Goal of the exercise → Output an exact reproduction of the data.

[Records from a collection of figures]
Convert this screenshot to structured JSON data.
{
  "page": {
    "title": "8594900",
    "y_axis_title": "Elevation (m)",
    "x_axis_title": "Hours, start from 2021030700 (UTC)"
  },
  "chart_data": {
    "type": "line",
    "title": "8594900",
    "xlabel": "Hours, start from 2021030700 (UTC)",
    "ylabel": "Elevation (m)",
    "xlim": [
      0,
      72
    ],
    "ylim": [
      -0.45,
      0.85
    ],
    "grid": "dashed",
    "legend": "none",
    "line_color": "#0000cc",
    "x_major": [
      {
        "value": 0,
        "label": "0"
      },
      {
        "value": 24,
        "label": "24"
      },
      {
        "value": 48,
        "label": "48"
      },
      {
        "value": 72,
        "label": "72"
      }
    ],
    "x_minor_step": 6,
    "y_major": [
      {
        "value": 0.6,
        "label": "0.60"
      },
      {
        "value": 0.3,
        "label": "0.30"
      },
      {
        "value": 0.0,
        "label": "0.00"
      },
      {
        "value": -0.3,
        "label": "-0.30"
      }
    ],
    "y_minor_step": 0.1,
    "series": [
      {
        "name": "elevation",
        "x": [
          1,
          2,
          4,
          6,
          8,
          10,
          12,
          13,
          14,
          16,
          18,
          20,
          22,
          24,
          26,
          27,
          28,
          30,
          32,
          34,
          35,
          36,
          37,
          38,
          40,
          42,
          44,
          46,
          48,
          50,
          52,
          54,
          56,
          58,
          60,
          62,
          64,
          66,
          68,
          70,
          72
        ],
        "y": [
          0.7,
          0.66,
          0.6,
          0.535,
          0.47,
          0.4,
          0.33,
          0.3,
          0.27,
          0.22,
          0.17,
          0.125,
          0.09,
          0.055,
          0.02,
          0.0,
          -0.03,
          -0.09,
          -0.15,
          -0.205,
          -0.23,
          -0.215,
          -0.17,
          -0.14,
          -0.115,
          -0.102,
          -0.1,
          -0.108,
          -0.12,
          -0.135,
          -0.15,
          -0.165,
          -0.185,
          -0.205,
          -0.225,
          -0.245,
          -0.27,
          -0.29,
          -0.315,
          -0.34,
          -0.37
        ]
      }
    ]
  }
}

Answer to the task →
Convert this screenshot to structured JSON data.
{
  "page": {
    "title": "8594900",
    "y_axis_title": "Elevation (m)",
    "x_axis_title": "Hours, start from 2021030700 (UTC)"
  },
  "chart_data": {
    "type": "line",
    "title": "8594900",
    "xlabel": "Hours, start from 2021030700 (UTC)",
    "ylabel": "Elevation (m)",
    "xlim": [
      0,
      72
    ],
    "ylim": [
      -0.45,
      0.85
    ],
    "grid": "dashed",
    "legend": "none",
    "line_color": "#0000cc",
    "x_major": [
      {
        "value": 0,
        "label": "0"
      },
      {
        "value": 24,
        "label": "24"
      },
      {
        "value": 48,
        "label": "48"
      },
      {
        "value": 72,
        "label": "72"
      }
    ],
    "x_minor_step": 6,
    "y_major": [
      {
        "value": 0.6,
        "label": "0.60"
      },
      {
        "value": 0.3,
        "label": "0.30"
      },
      {
        "value": 0.0,
        "label": "0.00"
      },
      {
        "value": -0.3,
        "label": "-0.30"
      }
    ],
    "y_minor_step": 0.1,
    "series": [
      {
        "name": "elevation",
        "x": [
          1,
          2,
          4,
          6,
          8,
          10,
          12,
          13,
          14,
          16,
          18,
          20,
          22,
          24,
          26,
          27,
          28,
          30,
          32,
          34,
          35,
          36,
          37,
          38,
          40,
          42,
          44,
          46,
          48,
          50,
          52,
          54,
          56,
          58,
          60,
          62,
          64,
          66,
          68,
          70,
          72
        ],
        "y": [
          0.7,
          0.66,
          0.6,
          0.535,
          0.47,
          0.4,
          0.33,
          0.3,
          0.27,
          0.22,
          0.17,
          0.125,
          0.09,
          0.055,
          0.02,
          0.0,
          -0.03,
          -0.09,
          -0.15,
          -0.205,
          -0.23,
          -0.215,
          -0.17,
          -0.14,
          -0.115,
          -0.102,
          -0.1,
          -0.108,
          -0.12,
          -0.135,
          -0.15,
          -0.165,
          -0.185,
          -0.205,
          -0.225,
          -0.245,
          -0.27,
          -0.29,
          -0.315,
          -0.34,
          -0.37
        ]
      }
    ]
  }
}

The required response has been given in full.